◆ AVAILABLE DATA
━━━━━━━━━━━━━━━━
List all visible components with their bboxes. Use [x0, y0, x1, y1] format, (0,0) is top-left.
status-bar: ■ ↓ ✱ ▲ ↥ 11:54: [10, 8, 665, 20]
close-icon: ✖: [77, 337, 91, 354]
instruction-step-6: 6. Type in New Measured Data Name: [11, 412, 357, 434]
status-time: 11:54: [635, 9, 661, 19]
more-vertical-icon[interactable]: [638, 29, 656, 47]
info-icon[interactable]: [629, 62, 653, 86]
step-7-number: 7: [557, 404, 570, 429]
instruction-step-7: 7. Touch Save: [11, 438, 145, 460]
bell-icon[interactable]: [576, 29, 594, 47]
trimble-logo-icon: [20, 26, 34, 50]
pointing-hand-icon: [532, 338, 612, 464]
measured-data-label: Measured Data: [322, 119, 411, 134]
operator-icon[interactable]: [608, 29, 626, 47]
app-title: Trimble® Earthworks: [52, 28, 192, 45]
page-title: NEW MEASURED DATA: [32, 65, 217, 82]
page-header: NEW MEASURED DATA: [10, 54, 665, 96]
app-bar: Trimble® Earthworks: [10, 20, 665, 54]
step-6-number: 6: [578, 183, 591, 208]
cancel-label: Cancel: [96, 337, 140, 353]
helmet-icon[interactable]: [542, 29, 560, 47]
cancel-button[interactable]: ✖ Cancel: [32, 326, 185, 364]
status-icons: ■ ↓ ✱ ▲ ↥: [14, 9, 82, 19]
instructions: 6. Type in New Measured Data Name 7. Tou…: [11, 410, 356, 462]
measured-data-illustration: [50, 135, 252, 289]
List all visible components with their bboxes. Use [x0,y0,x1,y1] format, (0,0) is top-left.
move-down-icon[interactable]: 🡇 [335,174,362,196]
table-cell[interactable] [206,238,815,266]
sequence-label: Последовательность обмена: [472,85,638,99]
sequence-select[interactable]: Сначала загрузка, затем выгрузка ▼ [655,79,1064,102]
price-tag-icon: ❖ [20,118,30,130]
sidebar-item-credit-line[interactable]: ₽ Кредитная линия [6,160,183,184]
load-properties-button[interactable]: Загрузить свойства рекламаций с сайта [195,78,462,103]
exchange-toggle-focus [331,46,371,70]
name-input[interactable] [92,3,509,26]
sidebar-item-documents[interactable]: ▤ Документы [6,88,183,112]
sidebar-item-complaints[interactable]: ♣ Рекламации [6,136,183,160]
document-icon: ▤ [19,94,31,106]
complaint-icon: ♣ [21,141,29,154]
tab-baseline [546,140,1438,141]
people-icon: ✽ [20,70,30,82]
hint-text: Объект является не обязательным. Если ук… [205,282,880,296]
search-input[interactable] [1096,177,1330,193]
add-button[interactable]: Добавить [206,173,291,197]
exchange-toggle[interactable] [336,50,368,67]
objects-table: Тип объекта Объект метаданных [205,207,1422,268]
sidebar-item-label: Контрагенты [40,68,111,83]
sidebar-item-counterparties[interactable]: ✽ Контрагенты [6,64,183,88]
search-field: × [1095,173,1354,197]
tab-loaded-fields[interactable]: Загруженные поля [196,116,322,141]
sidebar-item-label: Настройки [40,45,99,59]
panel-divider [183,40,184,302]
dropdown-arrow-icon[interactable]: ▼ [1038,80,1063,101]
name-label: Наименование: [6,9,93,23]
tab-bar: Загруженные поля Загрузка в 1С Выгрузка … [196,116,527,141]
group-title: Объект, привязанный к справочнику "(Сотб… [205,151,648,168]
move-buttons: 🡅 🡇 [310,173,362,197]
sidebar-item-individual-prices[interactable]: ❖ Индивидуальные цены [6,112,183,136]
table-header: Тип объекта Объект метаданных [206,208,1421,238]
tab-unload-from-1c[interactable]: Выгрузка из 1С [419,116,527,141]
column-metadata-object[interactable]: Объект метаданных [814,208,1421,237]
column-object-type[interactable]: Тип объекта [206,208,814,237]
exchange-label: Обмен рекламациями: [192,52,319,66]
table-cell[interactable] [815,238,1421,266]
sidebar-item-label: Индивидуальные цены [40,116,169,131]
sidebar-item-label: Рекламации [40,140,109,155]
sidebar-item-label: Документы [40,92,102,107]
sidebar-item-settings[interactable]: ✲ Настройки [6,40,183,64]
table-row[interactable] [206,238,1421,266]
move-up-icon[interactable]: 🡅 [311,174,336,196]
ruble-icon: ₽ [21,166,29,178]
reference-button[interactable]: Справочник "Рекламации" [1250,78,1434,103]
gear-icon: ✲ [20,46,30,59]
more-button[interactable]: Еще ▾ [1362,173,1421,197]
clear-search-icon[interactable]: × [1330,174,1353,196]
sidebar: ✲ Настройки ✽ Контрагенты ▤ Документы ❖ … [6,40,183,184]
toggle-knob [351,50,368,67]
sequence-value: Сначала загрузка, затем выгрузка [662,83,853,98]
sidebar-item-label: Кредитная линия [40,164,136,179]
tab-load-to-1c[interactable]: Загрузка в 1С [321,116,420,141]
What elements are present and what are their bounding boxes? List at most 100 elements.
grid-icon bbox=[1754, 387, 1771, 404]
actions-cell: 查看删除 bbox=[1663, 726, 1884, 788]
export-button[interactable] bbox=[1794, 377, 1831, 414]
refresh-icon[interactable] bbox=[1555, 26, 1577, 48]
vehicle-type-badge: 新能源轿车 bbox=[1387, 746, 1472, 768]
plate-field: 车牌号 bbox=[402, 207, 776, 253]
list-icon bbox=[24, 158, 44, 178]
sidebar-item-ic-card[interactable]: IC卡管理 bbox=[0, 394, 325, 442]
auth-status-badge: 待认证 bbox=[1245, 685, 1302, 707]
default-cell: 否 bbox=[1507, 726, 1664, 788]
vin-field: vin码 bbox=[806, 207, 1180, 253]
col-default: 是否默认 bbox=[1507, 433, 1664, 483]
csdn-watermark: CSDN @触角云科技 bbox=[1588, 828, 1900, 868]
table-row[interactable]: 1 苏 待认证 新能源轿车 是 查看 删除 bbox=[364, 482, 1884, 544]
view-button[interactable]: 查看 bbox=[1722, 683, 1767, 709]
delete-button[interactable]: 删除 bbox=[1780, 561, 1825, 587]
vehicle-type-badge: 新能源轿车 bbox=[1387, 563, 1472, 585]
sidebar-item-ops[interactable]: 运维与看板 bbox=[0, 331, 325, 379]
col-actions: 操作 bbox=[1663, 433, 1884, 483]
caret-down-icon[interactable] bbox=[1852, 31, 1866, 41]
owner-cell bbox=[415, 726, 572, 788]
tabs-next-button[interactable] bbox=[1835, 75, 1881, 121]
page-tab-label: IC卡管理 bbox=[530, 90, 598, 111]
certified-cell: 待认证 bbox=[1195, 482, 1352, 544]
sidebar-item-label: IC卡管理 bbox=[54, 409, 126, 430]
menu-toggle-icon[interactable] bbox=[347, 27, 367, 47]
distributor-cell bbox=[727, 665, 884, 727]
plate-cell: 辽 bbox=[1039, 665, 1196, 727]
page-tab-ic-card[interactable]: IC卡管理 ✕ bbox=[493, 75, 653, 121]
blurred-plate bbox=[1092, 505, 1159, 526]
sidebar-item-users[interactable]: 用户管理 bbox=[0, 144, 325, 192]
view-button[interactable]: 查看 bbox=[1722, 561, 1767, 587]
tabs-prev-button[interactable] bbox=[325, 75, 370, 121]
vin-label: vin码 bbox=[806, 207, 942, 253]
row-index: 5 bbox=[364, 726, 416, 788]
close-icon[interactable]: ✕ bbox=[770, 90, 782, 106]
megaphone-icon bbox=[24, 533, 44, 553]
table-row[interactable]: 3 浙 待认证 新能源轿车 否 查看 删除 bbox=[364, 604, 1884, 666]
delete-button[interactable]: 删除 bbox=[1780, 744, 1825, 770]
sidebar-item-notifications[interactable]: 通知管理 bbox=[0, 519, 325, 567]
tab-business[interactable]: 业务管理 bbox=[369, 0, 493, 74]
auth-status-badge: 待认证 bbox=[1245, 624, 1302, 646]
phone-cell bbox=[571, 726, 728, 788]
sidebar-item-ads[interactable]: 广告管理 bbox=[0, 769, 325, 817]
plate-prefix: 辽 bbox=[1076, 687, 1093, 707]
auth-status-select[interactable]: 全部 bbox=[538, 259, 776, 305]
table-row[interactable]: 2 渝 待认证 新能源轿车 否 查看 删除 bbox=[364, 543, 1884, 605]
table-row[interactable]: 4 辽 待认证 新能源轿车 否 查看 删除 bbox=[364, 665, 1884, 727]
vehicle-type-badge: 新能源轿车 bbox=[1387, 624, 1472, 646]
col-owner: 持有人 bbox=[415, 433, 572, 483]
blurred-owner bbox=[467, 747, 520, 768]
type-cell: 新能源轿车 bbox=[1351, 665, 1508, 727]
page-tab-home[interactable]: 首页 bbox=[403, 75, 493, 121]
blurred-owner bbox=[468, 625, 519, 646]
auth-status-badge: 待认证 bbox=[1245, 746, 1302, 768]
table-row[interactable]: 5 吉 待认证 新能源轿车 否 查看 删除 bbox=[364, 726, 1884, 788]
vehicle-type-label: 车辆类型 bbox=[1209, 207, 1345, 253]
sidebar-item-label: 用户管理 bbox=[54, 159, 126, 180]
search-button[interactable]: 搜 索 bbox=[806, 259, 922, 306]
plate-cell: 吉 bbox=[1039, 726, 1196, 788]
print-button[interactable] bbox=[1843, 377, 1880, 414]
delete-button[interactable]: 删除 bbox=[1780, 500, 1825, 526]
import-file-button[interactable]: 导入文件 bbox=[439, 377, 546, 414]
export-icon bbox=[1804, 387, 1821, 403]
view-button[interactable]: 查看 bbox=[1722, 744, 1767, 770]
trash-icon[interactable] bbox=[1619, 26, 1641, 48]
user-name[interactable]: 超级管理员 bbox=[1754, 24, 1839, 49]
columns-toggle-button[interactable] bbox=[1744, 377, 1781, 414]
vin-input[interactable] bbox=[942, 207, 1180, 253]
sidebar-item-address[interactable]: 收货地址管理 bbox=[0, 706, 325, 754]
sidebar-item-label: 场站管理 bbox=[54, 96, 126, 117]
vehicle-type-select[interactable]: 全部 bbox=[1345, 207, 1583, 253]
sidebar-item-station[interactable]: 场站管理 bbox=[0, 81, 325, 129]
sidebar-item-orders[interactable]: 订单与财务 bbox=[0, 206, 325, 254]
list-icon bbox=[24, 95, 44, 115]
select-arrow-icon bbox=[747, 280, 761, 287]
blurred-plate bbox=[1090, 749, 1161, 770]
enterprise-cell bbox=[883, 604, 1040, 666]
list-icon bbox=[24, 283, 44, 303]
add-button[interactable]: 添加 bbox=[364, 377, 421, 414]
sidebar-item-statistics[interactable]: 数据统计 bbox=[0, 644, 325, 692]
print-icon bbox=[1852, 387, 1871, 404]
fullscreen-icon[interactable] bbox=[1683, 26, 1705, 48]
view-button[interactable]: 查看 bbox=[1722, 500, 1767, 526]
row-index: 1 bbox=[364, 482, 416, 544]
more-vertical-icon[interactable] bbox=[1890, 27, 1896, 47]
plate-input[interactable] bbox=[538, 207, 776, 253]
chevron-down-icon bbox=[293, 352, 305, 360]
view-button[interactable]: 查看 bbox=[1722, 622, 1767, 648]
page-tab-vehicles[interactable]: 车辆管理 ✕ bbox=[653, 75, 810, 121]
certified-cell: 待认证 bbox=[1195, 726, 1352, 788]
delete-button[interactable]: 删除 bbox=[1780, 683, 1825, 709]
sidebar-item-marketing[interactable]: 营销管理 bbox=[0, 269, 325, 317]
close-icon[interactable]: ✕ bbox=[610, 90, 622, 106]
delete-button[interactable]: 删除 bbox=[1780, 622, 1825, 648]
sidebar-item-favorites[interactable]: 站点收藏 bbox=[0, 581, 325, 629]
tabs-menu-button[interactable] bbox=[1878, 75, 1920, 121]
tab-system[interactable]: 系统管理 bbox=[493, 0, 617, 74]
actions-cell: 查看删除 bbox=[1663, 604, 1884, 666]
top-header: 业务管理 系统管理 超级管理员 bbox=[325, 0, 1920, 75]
━━━━━━━━━━━━━━━━
◆ DESCRIPTION OF THE TASK
Please convert the rows, from the first line up to and including the line containing "step-7-number: 7: [557, 404, 570, 429]", into a JSON list of strings with one string per line, leaving out any blank lines.

◆ TASK OUTPUT
[
  "List all visible components with their bboxes. Use [x0, y0, x1, y1] format, (0,0) is top-left.",
  "status-bar: ■ ↓ ✱ ▲ ↥ 11:54: [10, 8, 665, 20]",
  "close-icon: ✖: [77, 337, 91, 354]",
  "instruction-step-6: 6. Type in New Measured Data Name: [11, 412, 357, 434]",
  "status-time: 11:54: [635, 9, 661, 19]",
  "more-vertical-icon[interactable]: [638, 29, 656, 47]",
  "info-icon[interactable]: [629, 62, 653, 86]",
  "step-7-number: 7: [557, 404, 570, 429]"
]